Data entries
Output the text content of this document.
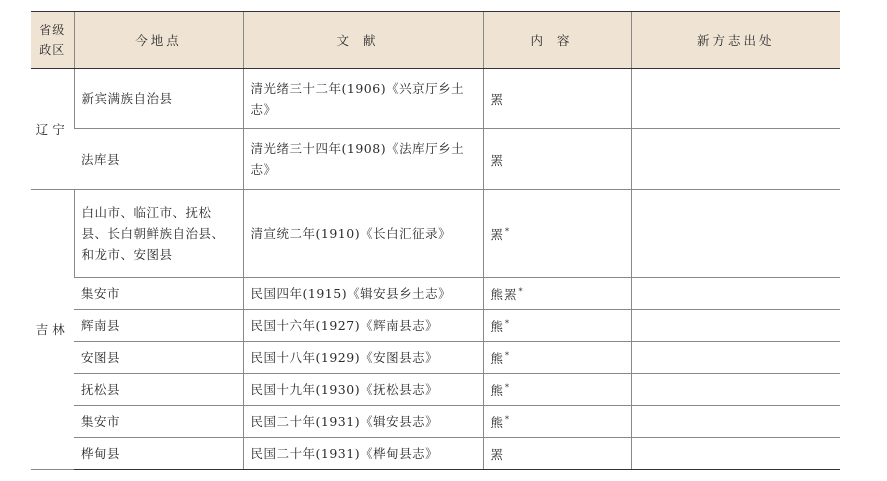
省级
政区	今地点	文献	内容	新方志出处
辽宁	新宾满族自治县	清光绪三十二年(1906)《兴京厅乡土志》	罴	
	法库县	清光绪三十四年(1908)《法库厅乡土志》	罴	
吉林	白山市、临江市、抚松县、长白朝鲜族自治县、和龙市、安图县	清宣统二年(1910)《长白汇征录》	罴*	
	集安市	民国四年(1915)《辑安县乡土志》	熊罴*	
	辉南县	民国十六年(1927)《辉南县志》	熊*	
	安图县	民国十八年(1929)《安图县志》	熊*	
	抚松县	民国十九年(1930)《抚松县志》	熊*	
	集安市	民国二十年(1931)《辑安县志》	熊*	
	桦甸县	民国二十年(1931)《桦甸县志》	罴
--
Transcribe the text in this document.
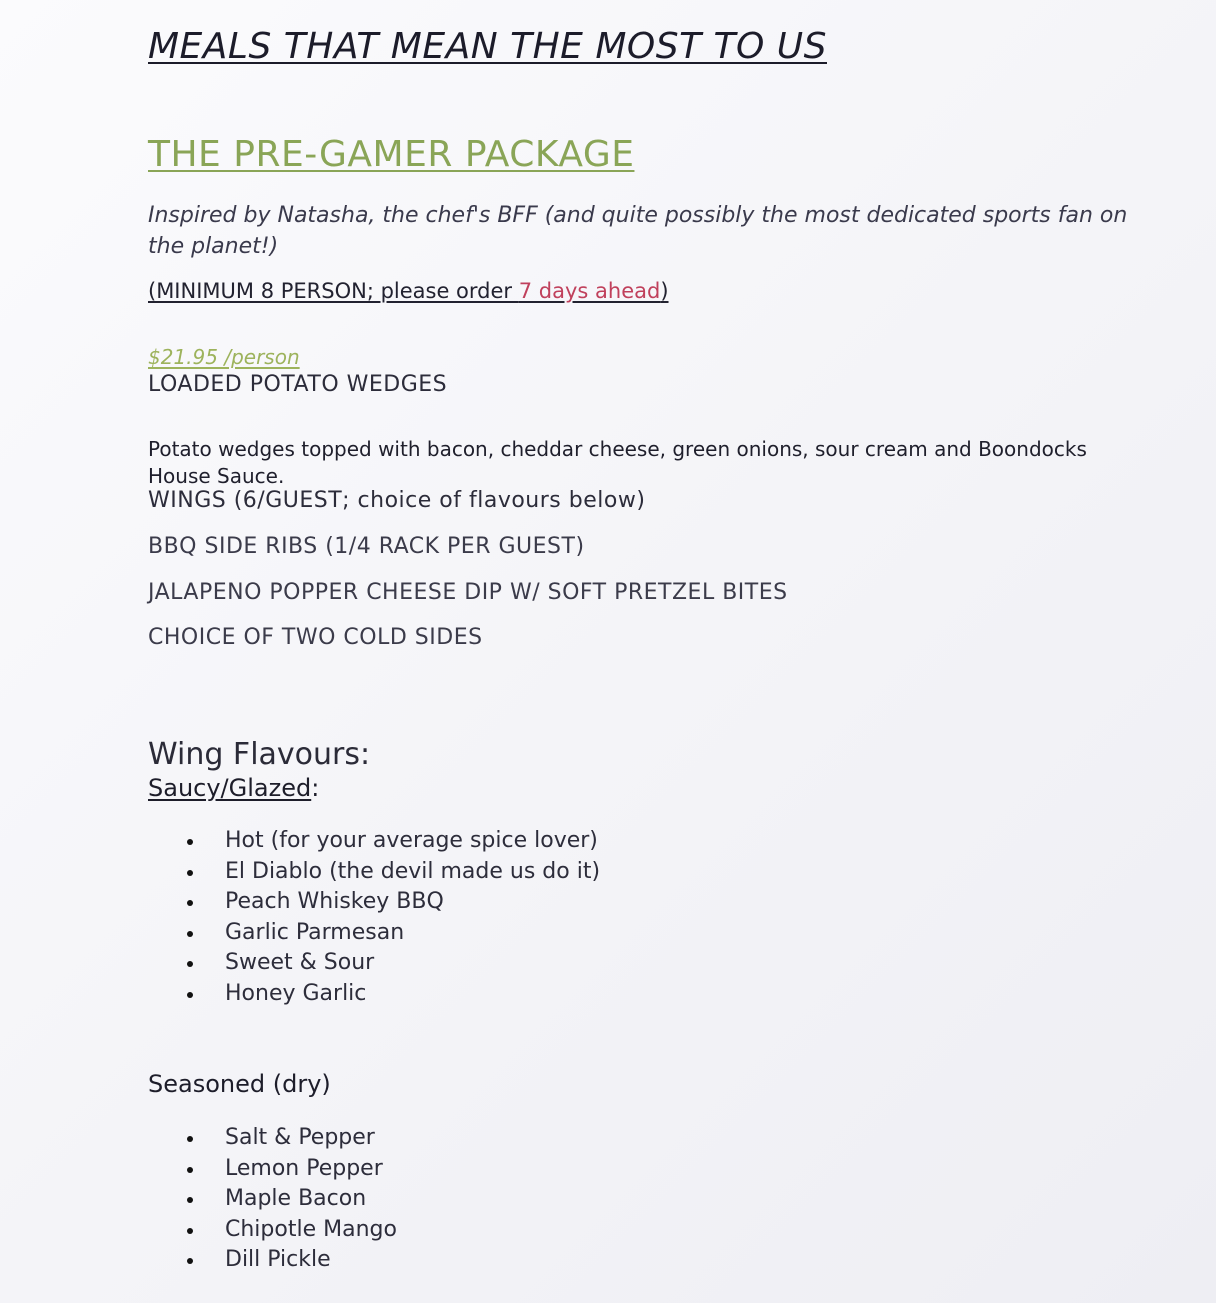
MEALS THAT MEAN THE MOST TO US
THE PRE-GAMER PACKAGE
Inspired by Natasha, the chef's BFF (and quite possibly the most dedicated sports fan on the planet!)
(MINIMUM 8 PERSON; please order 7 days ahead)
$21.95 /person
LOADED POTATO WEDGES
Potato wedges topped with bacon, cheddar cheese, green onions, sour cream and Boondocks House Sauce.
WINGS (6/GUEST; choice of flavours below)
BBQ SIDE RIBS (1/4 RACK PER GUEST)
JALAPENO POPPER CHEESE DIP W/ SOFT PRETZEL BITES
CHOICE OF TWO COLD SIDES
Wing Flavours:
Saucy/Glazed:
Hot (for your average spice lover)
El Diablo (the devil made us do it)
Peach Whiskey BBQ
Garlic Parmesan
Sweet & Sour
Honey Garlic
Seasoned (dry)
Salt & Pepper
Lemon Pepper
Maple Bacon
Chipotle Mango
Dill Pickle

**Task description**
For the data above, state how many lines contain "document"; the number is the whole answer.

**Full response**
2